Directions:
Pull out all lines from the listing below in which the word "your" appears.

Supplied material:
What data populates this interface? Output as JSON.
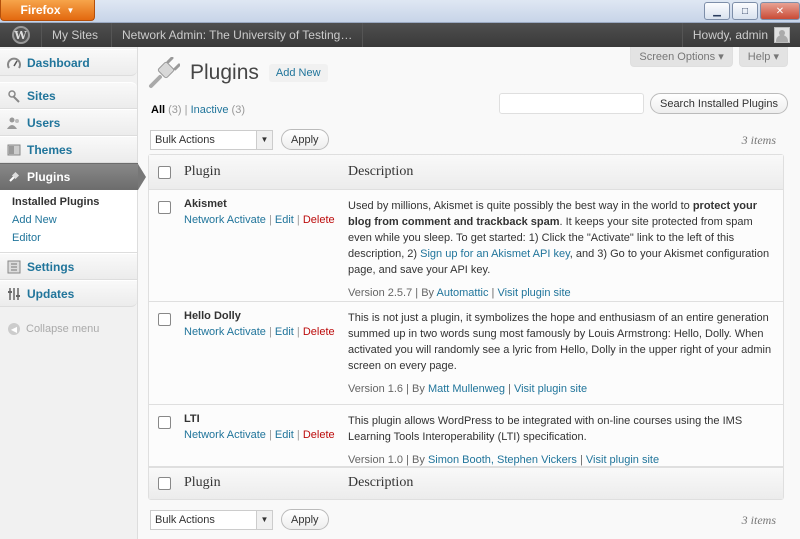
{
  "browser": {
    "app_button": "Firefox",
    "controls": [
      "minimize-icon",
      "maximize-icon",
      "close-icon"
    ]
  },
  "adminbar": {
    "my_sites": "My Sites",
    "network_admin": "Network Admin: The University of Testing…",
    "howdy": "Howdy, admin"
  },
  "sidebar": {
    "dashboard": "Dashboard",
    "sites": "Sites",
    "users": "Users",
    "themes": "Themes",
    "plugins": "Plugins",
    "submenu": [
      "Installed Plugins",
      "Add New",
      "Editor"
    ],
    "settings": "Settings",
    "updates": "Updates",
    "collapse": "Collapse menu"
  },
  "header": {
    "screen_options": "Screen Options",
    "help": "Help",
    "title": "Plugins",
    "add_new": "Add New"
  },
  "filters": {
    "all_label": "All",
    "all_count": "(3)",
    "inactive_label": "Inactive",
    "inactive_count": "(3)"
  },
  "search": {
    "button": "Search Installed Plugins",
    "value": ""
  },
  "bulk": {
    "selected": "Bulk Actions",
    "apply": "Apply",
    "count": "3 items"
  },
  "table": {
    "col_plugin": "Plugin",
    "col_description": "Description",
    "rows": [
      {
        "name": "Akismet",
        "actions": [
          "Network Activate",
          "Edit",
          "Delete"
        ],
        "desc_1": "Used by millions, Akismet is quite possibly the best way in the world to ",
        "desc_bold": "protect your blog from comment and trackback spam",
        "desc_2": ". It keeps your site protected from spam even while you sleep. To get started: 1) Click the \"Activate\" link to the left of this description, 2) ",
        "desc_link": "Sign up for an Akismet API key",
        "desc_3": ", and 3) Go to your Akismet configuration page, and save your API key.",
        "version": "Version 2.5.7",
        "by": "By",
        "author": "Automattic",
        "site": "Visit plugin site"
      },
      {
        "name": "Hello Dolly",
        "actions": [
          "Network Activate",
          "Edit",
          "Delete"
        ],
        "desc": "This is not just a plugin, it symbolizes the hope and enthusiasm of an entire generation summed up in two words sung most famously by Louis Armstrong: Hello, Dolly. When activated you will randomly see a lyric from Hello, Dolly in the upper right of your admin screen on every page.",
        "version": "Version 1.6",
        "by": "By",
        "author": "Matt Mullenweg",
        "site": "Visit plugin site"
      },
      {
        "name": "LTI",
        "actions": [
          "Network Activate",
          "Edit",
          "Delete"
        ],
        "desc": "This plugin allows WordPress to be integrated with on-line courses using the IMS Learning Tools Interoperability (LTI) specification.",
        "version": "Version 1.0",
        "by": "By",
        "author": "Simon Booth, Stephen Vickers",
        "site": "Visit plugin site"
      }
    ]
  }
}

...

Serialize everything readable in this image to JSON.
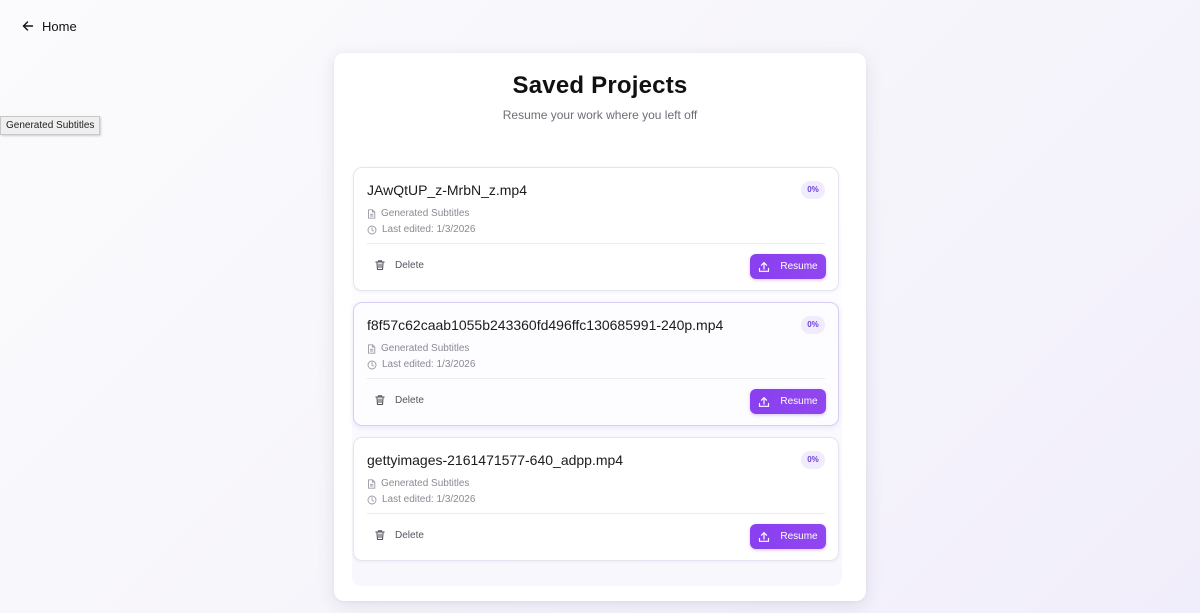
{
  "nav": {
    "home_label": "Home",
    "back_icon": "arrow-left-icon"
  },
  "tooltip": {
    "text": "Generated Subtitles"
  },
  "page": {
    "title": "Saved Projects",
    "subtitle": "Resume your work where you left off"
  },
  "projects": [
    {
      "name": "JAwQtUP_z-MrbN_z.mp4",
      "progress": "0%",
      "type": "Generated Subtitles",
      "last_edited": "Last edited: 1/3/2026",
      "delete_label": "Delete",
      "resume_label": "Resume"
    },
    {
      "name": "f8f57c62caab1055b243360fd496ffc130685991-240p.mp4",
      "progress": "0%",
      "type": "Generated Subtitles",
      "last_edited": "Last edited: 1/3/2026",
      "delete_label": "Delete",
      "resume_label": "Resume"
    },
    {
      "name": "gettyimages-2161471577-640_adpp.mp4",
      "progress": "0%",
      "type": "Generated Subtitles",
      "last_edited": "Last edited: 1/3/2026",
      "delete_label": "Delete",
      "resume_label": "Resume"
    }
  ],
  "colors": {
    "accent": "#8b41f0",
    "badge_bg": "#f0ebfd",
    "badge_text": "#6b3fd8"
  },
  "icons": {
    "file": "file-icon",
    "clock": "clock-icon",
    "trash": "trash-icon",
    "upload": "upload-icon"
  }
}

Correct result:
        "desc_bold": "protect your blog from comment and trackback spam",
        "desc_2": ". It keeps your site protected from spam even while you sleep. To get started: 1) Click the \"Activate\" link to the left of this description, 2) ",
        "desc_3": ", and 3) Go to your Akismet configuration page, and save your API key.",
        "desc": "This is not just a plugin, it symbolizes the hope and enthusiasm of an entire generation summed up in two words sung most famously by Louis Armstrong: Hello, Dolly. When activated you will randomly see a lyric from Hello, Dolly in the upper right of your admin screen on every page.",
    "subtitle": "Resume your work where you left off"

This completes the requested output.